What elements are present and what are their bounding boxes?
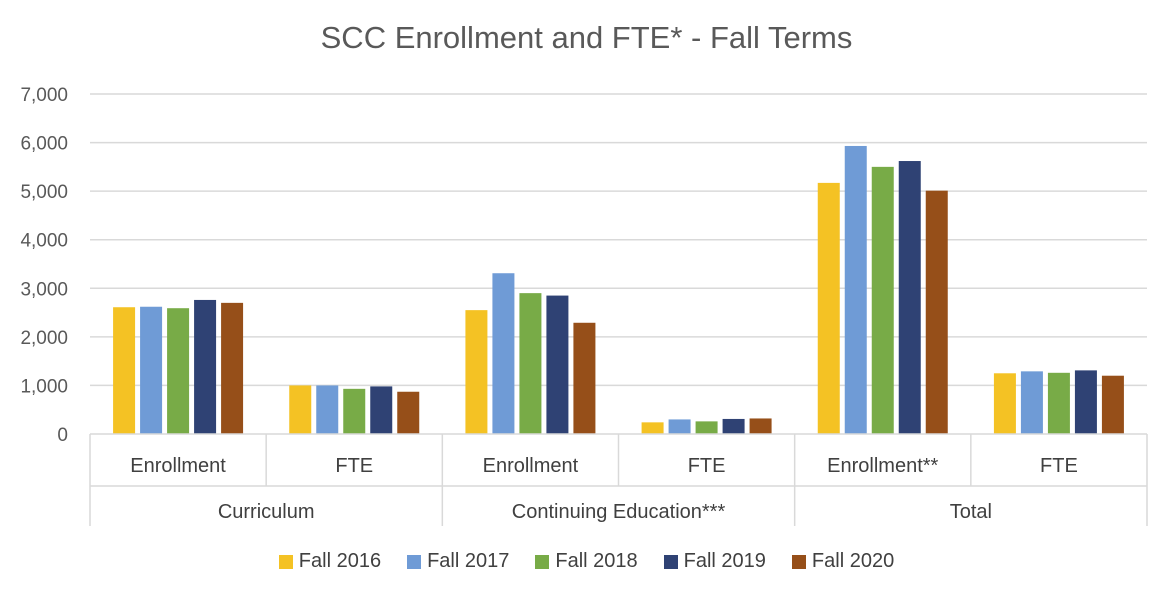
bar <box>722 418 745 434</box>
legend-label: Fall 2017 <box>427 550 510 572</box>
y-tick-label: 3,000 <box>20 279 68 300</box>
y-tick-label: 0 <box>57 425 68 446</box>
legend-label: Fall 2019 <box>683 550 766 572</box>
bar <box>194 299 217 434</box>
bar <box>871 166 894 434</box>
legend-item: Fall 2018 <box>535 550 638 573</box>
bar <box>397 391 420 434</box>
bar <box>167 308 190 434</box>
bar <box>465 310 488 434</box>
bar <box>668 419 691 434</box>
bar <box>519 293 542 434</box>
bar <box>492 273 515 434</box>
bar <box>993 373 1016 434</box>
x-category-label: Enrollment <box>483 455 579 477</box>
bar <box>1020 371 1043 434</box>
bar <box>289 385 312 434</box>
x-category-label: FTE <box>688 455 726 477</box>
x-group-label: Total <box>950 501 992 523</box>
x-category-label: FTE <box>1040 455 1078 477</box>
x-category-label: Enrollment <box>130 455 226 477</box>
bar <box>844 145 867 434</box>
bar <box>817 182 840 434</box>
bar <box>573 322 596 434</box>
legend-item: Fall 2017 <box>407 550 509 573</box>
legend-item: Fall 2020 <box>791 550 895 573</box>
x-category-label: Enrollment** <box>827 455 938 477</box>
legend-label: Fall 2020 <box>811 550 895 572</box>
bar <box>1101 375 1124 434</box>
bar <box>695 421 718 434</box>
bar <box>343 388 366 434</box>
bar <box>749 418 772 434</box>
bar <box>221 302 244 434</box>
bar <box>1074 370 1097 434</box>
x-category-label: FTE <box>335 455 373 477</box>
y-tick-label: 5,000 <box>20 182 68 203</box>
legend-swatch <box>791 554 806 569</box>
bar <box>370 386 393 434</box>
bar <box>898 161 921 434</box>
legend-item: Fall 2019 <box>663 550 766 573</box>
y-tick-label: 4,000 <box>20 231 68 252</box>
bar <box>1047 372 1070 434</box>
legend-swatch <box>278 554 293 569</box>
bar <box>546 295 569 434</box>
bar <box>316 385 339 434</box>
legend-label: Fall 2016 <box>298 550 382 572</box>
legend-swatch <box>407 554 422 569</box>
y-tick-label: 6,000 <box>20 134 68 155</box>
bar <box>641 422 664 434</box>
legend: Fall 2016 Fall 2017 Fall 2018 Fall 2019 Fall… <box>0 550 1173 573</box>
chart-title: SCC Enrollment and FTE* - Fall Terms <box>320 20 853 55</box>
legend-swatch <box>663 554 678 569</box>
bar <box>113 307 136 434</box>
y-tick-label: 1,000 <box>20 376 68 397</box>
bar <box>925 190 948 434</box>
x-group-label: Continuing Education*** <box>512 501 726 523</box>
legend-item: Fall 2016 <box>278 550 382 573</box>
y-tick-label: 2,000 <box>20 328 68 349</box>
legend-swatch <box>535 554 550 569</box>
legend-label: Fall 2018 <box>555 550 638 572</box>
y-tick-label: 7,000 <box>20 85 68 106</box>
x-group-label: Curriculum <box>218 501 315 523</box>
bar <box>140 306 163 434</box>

- - -

> PROMPT
Copy the lines of the material starting at the line containing "bar <box>722 418 745 434</box>" and ending at the line containing "legend-item: Fall 2018", reproducing each one without change.

> OUTPUT FOR THIS TASK
bar <box>722 418 745 434</box>
legend-label: Fall 2017 <box>427 550 510 572</box>
y-tick-label: 3,000 <box>20 279 68 300</box>
y-tick-label: 0 <box>57 425 68 446</box>
legend-label: Fall 2019 <box>683 550 766 572</box>
bar <box>194 299 217 434</box>
bar <box>871 166 894 434</box>
legend-item: Fall 2018 <box>535 550 638 573</box>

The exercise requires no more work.